(Dataset excerpt)
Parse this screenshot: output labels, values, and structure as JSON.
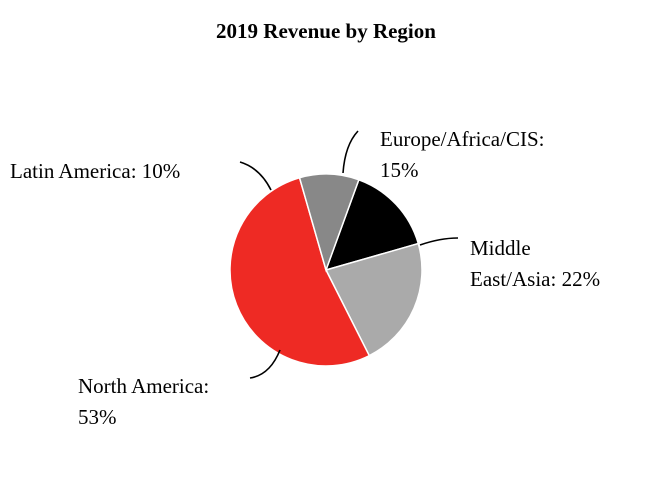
{
  "chart_data": {
    "type": "pie",
    "title": "2019 Revenue by Region",
    "slices": [
      {
        "label": "Europe/Africa/CIS",
        "value": 15,
        "color": "#000000",
        "label_lines": [
          "Europe/Africa/CIS:",
          "15%"
        ]
      },
      {
        "label": "Middle East/Asia",
        "value": 22,
        "color": "#aaaaaa",
        "label_lines": [
          "Middle",
          "East/Asia: 22%"
        ]
      },
      {
        "label": "North America",
        "value": 53,
        "color": "#ee2a24",
        "label_lines": [
          "North America:",
          "53%"
        ]
      },
      {
        "label": "Latin America",
        "value": 10,
        "color": "#888888",
        "label_lines": [
          "Latin America: 10%"
        ]
      }
    ],
    "start_angle_deg": 20,
    "direction": "clockwise"
  }
}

§ **Your instructions**
Print out the whole of the material word for word, without pictures.

§ **Solution below**
Parse this screenshot: output labels, values, and structure as JSON.
{
  "chart_data": {
    "type": "pie",
    "title": "2019 Revenue by Region",
    "slices": [
      {
        "label": "Europe/Africa/CIS",
        "value": 15,
        "color": "#000000",
        "label_lines": [
          "Europe/Africa/CIS:",
          "15%"
        ]
      },
      {
        "label": "Middle East/Asia",
        "value": 22,
        "color": "#aaaaaa",
        "label_lines": [
          "Middle",
          "East/Asia: 22%"
        ]
      },
      {
        "label": "North America",
        "value": 53,
        "color": "#ee2a24",
        "label_lines": [
          "North America:",
          "53%"
        ]
      },
      {
        "label": "Latin America",
        "value": 10,
        "color": "#888888",
        "label_lines": [
          "Latin America: 10%"
        ]
      }
    ],
    "start_angle_deg": 20,
    "direction": "clockwise"
  }
}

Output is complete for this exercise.